Reprenez le portrait de René Depestre après sa dernière phrase et écrivez-en la suite.
___ EXTRAIT À LIRE
René Depestre

Écrivain d’origine haïtienne

Publié le 19 avril 2004 Lecture : 3 minutes.

Haïti à nouveau plongé dans la violence et la confusion politique. Ce qui désole l’écrivain René Depestre, natif de la ville de Jacmel. « Deux siècles après notre indépendance, nous n’avons pas pris notre envol, constate celui qui mena la fronde politique estudiantine en 1946. Beaucoup d’artistes haïtiens réussissent très bien dans la diaspora, et cette forme d’existence pourrait être une passerelle vers les libertés civiles pour combler le vide de notre histoire politique. »
Le colosse littéraire, confortablement installé dans les moelleux fauteuils du siège parisien de la Francophonie, est pourtant peu enclin à parler politique. Malgré un passé d’agitateur public international – il fut expulsé de Port- au-Prince en 1946, puis de Prague, de Paris et de Cuba en moins de six ans -, l’homme à la chevelure léonine se préoccupe surtout de littérature.
______
___ DONNÉES ENREGISTRÉES
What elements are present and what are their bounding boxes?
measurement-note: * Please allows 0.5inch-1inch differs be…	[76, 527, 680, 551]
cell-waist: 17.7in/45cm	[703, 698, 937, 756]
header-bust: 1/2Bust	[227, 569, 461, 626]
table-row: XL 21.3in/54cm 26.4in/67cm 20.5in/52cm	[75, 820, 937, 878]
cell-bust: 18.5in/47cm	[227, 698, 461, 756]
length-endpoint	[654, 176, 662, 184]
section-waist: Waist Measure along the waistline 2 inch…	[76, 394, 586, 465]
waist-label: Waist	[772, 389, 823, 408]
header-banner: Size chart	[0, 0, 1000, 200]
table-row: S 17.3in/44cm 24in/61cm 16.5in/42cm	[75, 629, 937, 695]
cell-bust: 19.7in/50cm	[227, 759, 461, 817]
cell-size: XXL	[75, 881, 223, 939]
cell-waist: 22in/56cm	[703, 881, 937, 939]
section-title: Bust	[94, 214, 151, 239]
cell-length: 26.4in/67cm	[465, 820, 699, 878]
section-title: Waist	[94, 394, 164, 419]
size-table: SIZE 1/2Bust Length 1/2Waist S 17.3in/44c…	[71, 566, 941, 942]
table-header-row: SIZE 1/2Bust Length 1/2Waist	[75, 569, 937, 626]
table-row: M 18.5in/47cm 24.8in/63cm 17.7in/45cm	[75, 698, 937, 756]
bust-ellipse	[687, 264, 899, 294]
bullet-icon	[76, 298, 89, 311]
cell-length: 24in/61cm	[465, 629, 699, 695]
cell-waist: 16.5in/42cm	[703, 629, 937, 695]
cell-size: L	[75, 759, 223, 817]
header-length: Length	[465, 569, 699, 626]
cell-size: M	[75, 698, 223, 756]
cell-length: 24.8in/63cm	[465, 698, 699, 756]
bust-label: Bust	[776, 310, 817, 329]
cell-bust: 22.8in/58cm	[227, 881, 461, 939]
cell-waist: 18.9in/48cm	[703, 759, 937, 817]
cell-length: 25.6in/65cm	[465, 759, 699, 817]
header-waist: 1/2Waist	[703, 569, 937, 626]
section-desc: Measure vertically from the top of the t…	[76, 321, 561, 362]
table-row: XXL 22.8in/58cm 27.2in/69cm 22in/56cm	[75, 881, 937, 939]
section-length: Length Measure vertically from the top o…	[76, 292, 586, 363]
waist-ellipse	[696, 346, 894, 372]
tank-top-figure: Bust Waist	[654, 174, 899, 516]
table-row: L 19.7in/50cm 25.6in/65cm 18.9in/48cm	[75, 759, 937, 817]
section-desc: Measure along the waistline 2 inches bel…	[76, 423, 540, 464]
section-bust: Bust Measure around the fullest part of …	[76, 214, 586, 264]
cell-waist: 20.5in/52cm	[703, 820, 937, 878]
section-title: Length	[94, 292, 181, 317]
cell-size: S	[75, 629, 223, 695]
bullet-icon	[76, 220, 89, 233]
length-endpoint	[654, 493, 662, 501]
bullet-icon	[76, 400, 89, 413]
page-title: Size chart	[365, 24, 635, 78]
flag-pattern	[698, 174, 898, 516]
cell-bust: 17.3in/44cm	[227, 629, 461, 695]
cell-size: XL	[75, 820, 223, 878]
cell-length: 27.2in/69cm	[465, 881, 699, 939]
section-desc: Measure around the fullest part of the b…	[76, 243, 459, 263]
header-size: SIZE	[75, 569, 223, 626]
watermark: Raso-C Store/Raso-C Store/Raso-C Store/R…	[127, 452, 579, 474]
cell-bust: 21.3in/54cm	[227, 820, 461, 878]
______
_RÉPONSE_:
Retiré dans l’Aude, département du sud de la France, au milieu des champs de vignes, l’ancien nomade se lève tous les jours à cinq heures et travaille toute la matinée à son grand-oeuvre : une autobiographie en trois tomes. « Ces derniers livres, dit-il avec gravité, je n’ai pas le droit de ne pas les réussir. » Pressé par le temps – « Il faut que je me dépêche de terminer avant de mourir. J’ai tout de même 78 ans » -, Depestre orchestre jour après jour ses souvenirs. « Je n’ai plus qu’à découper des massifs, à tailler ce qui deviendra mon livre dans le vaste chantier de mes notes. »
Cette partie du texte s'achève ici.